[Stored data]

········

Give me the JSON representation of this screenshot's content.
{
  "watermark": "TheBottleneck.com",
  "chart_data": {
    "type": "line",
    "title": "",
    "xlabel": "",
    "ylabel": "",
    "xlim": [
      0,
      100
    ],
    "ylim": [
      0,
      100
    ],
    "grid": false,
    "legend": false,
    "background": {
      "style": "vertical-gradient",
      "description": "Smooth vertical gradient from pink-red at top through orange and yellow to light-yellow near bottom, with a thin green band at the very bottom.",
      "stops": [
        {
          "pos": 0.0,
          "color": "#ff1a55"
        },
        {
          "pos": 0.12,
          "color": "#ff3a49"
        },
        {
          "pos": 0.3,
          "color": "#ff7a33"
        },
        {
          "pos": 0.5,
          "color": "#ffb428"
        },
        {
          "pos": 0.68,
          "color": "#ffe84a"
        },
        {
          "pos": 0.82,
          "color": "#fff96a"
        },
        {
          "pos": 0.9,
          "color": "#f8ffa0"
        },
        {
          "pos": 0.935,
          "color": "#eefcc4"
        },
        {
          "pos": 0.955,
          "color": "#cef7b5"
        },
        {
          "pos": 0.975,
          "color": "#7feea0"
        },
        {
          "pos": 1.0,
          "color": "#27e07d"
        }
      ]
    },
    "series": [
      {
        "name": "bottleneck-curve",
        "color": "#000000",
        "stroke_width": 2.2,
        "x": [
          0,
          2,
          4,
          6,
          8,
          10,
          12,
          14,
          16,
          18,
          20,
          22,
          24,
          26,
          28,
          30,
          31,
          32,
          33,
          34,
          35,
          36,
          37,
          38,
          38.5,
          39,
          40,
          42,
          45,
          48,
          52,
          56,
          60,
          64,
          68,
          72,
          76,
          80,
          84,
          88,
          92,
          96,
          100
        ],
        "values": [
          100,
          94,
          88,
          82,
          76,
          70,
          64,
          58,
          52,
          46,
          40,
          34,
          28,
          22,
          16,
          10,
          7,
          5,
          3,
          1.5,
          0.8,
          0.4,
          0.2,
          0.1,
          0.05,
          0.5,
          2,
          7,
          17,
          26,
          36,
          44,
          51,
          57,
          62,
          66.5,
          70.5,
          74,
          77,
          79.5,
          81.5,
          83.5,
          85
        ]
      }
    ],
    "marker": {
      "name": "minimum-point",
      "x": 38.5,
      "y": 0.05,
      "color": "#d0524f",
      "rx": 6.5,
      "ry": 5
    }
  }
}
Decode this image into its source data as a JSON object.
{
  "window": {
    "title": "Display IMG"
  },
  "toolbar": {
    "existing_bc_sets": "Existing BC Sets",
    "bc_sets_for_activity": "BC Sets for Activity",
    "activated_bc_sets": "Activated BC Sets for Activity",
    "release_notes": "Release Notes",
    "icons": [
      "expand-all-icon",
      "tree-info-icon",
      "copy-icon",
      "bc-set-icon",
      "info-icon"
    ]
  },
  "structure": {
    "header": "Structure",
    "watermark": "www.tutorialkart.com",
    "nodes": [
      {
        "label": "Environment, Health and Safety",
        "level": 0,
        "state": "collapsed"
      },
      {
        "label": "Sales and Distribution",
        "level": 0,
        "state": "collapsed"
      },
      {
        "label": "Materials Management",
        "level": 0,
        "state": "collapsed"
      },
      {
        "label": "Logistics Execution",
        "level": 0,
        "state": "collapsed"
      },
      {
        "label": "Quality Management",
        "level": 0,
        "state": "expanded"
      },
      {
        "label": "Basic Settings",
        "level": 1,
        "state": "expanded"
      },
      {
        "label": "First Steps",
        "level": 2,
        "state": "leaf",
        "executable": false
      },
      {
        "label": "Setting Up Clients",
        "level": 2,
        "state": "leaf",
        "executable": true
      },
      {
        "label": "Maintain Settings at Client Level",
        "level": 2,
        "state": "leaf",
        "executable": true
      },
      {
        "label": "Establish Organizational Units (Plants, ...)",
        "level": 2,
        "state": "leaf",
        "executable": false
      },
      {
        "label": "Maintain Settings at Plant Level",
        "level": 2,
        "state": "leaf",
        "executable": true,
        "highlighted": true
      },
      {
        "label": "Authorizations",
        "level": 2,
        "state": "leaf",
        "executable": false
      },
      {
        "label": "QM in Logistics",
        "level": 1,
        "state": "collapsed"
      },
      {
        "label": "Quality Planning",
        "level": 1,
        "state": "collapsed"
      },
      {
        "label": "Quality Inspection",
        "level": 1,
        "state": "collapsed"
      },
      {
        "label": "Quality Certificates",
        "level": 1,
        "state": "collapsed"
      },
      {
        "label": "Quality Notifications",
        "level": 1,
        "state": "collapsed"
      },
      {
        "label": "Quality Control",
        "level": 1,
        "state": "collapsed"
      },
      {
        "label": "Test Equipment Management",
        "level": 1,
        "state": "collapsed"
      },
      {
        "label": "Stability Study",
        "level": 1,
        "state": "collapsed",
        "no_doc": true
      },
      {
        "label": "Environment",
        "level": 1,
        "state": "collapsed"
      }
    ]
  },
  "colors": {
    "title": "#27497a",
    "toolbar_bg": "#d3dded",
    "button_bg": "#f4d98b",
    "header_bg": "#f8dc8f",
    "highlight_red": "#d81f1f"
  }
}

········

**What is expected:** Would you reproduce all the entries exactly?

**Answer for this exercise:**
Give me the JSON representation of this screenshot's content.
{
  "watermark": "TheBottleneck.com",
  "chart_data": {
    "type": "line",
    "title": "",
    "xlabel": "",
    "ylabel": "",
    "xlim": [
      0,
      100
    ],
    "ylim": [
      0,
      100
    ],
    "grid": false,
    "legend": false,
    "background": {
      "style": "vertical-gradient",
      "description": "Smooth vertical gradient from pink-red at top through orange and yellow to light-yellow near bottom, with a thin green band at the very bottom.",
      "stops": [
        {
          "pos": 0.0,
          "color": "#ff1a55"
        },
        {
          "pos": 0.12,
          "color": "#ff3a49"
        },
        {
          "pos": 0.3,
          "color": "#ff7a33"
        },
        {
          "pos": 0.5,
          "color": "#ffb428"
        },
        {
          "pos": 0.68,
          "color": "#ffe84a"
        },
        {
          "pos": 0.82,
          "color": "#fff96a"
        },
        {
          "pos": 0.9,
          "color": "#f8ffa0"
        },
        {
          "pos": 0.935,
          "color": "#eefcc4"
        },
        {
          "pos": 0.955,
          "color": "#cef7b5"
        },
        {
          "pos": 0.975,
          "color": "#7feea0"
        },
        {
          "pos": 1.0,
          "color": "#27e07d"
        }
      ]
    },
    "series": [
      {
        "name": "bottleneck-curve",
        "color": "#000000",
        "stroke_width": 2.2,
        "x": [
          0,
          2,
          4,
          6,
          8,
          10,
          12,
          14,
          16,
          18,
          20,
          22,
          24,
          26,
          28,
          30,
          31,
          32,
          33,
          34,
          35,
          36,
          37,
          38,
          38.5,
          39,
          40,
          42,
          45,
          48,
          52,
          56,
          60,
          64,
          68,
          72,
          76,
          80,
          84,
          88,
          92,
          96,
          100
        ],
        "values": [
          100,
          94,
          88,
          82,
          76,
          70,
          64,
          58,
          52,
          46,
          40,
          34,
          28,
          22,
          16,
          10,
          7,
          5,
          3,
          1.5,
          0.8,
          0.4,
          0.2,
          0.1,
          0.05,
          0.5,
          2,
          7,
          17,
          26,
          36,
          44,
          51,
          57,
          62,
          66.5,
          70.5,
          74,
          77,
          79.5,
          81.5,
          83.5,
          85
        ]
      }
    ],
    "marker": {
      "name": "minimum-point",
      "x": 38.5,
      "y": 0.05,
      "color": "#d0524f",
      "rx": 6.5,
      "ry": 5
    }
  }
}
Decode this image into its source data as a JSON object.
{
  "window": {
    "title": "Display IMG"
  },
  "toolbar": {
    "existing_bc_sets": "Existing BC Sets",
    "bc_sets_for_activity": "BC Sets for Activity",
    "activated_bc_sets": "Activated BC Sets for Activity",
    "release_notes": "Release Notes",
    "icons": [
      "expand-all-icon",
      "tree-info-icon",
      "copy-icon",
      "bc-set-icon",
      "info-icon"
    ]
  },
  "structure": {
    "header": "Structure",
    "watermark": "www.tutorialkart.com",
    "nodes": [
      {
        "label": "Environment, Health and Safety",
        "level": 0,
        "state": "collapsed"
      },
      {
        "label": "Sales and Distribution",
        "level": 0,
        "state": "collapsed"
      },
      {
        "label": "Materials Management",
        "level": 0,
        "state": "collapsed"
      },
      {
        "label": "Logistics Execution",
        "level": 0,
        "state": "collapsed"
      },
      {
        "label": "Quality Management",
        "level": 0,
        "state": "expanded"
      },
      {
        "label": "Basic Settings",
        "level": 1,
        "state": "expanded"
      },
      {
        "label": "First Steps",
        "level": 2,
        "state": "leaf",
        "executable": false
      },
      {
        "label": "Setting Up Clients",
        "level": 2,
        "state": "leaf",
        "executable": true
      },
      {
        "label": "Maintain Settings at Client Level",
        "level": 2,
        "state": "leaf",
        "executable": true
      },
      {
        "label": "Establish Organizational Units (Plants, ...)",
        "level": 2,
        "state": "leaf",
        "executable": false
      },
      {
        "label": "Maintain Settings at Plant Level",
        "level": 2,
        "state": "leaf",
        "executable": true,
        "highlighted": true
      },
      {
        "label": "Authorizations",
        "level": 2,
        "state": "leaf",
        "executable": false
      },
      {
        "label": "QM in Logistics",
        "level": 1,
        "state": "collapsed"
      },
      {
        "label": "Quality Planning",
        "level": 1,
        "state": "collapsed"
      },
      {
        "label": "Quality Inspection",
        "level": 1,
        "state": "collapsed"
      },
      {
        "label": "Quality Certificates",
        "level": 1,
        "state": "collapsed"
      },
      {
        "label": "Quality Notifications",
        "level": 1,
        "state": "collapsed"
      },
      {
        "label": "Quality Control",
        "level": 1,
        "state": "collapsed"
      },
      {
        "label": "Test Equipment Management",
        "level": 1,
        "state": "collapsed"
      },
      {
        "label": "Stability Study",
        "level": 1,
        "state": "collapsed",
        "no_doc": true
      },
      {
        "label": "Environment",
        "level": 1,
        "state": "collapsed"
      }
    ]
  },
  "colors": {
    "title": "#27497a",
    "toolbar_bg": "#d3dded",
    "button_bg": "#f4d98b",
    "header_bg": "#f8dc8f",
    "highlight_red": "#d81f1f"
  }
}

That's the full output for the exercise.